## Exercise goal
Repeat each line of the material below exactly as it appears, minus any pictures.

## Input rows
= = = = =
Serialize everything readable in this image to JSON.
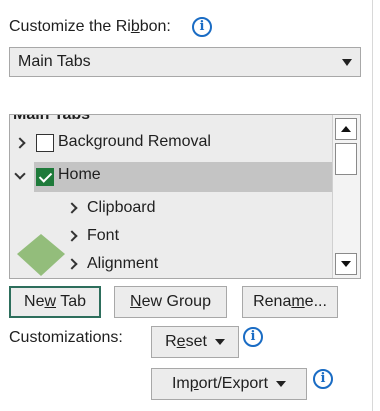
{
  "header": {
    "pre": "Customize the Ri",
    "ul": "b",
    "post": "bon:"
  },
  "combo": {
    "selected": "Main Tabs"
  },
  "tree": {
    "header": "Main Tabs",
    "items": [
      {
        "label": "Background Removal"
      },
      {
        "label": "Home"
      },
      {
        "label": "Clipboard"
      },
      {
        "label": "Font"
      },
      {
        "label": "Alignment"
      }
    ]
  },
  "buttons": {
    "new_tab": {
      "pre": "Ne",
      "ul": "w",
      "post": " Tab"
    },
    "new_group": {
      "pre": "",
      "ul": "N",
      "post": "ew Group"
    },
    "rename": {
      "pre": "Rena",
      "ul": "m",
      "post": "e..."
    }
  },
  "customizations": {
    "label": "Customizations:",
    "reset": {
      "pre": "R",
      "ul": "e",
      "post": "set"
    },
    "import_export": {
      "pre": "Im",
      "ul": "p",
      "post": "ort/Export"
    }
  },
  "icons": {
    "info": "i"
  },
  "colors": {
    "accent": "#1a6cc4",
    "check": "#1e7a3a",
    "focus": "#2d6e5c"
  }
}
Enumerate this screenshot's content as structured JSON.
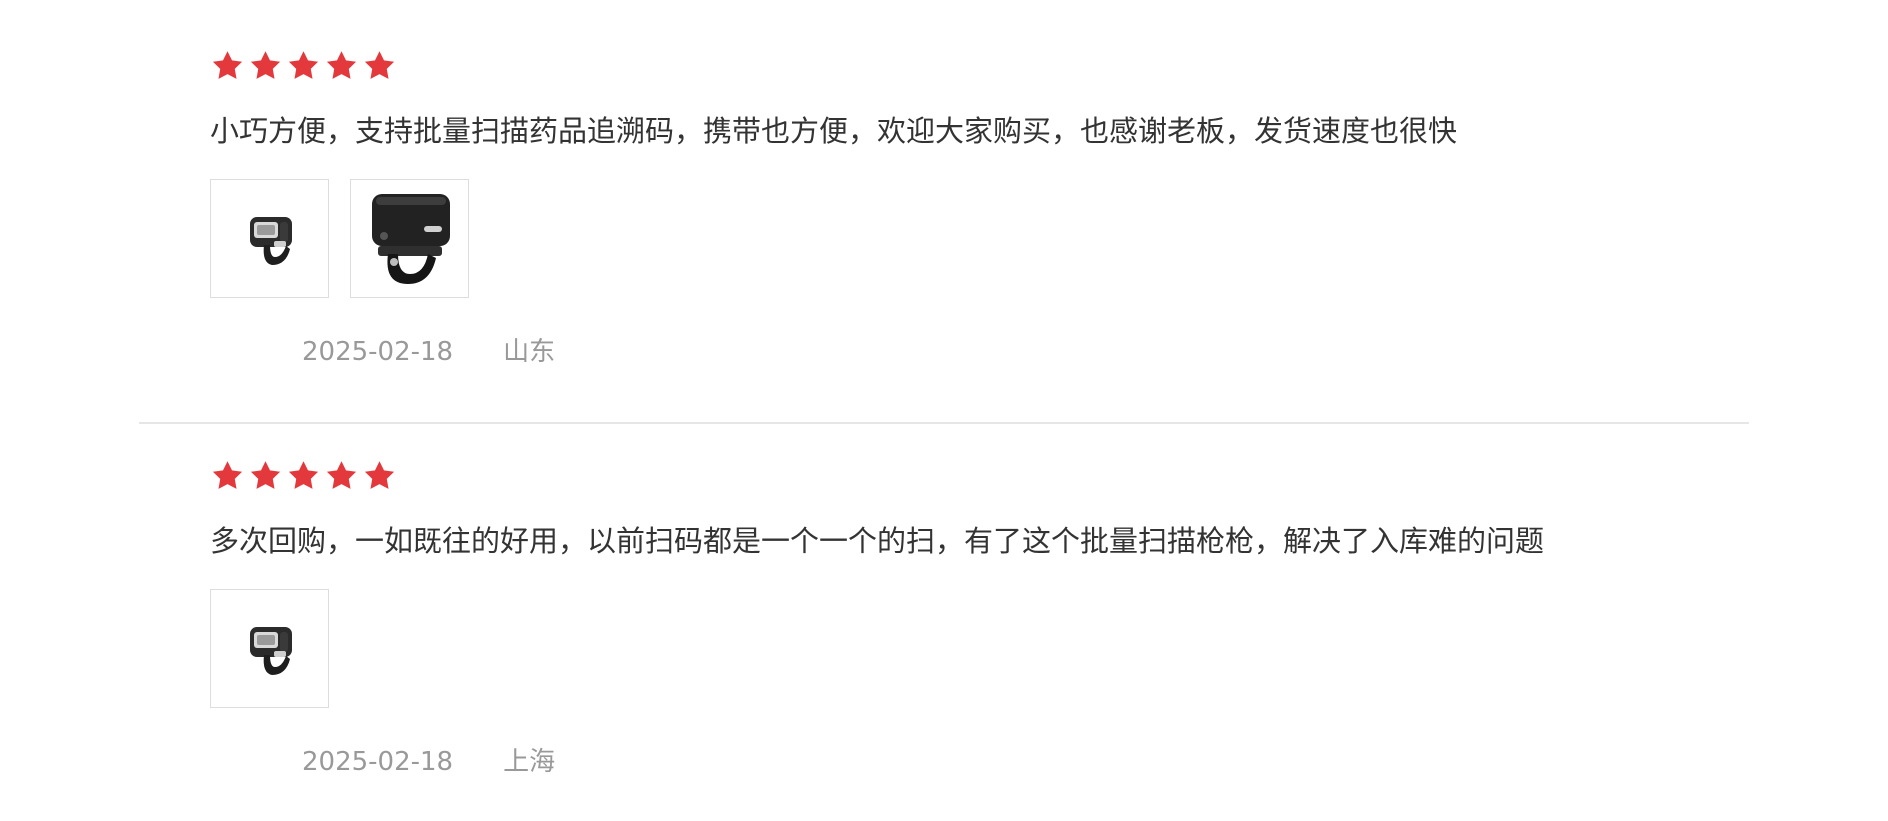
= = = = =
## Answer to the exercise
Serialize everything readable in this image to JSON.
{
  "header": {
    "pre": "Customize the Ri",
    "ul": "b",
    "post": "bon:"
  },
  "combo": {
    "selected": "Main Tabs"
  },
  "tree": {
    "header": "Main Tabs",
    "items": [
      {
        "label": "Background Removal"
      },
      {
        "label": "Home"
      },
      {
        "label": "Clipboard"
      },
      {
        "label": "Font"
      },
      {
        "label": "Alignment"
      }
    ]
  },
  "buttons": {
    "new_tab": {
      "pre": "Ne",
      "ul": "w",
      "post": " Tab"
    },
    "new_group": {
      "pre": "",
      "ul": "N",
      "post": "ew Group"
    },
    "rename": {
      "pre": "Rena",
      "ul": "m",
      "post": "e..."
    }
  },
  "customizations": {
    "label": "Customizations:",
    "reset": {
      "pre": "R",
      "ul": "e",
      "post": "set"
    },
    "import_export": {
      "pre": "Im",
      "ul": "p",
      "post": "ort/Export"
    }
  },
  "icons": {
    "info": "i"
  },
  "colors": {
    "accent": "#1a6cc4",
    "check": "#1e7a3a",
    "focus": "#2d6e5c"
  }
}
Enumerate this screenshot's content as structured JSON.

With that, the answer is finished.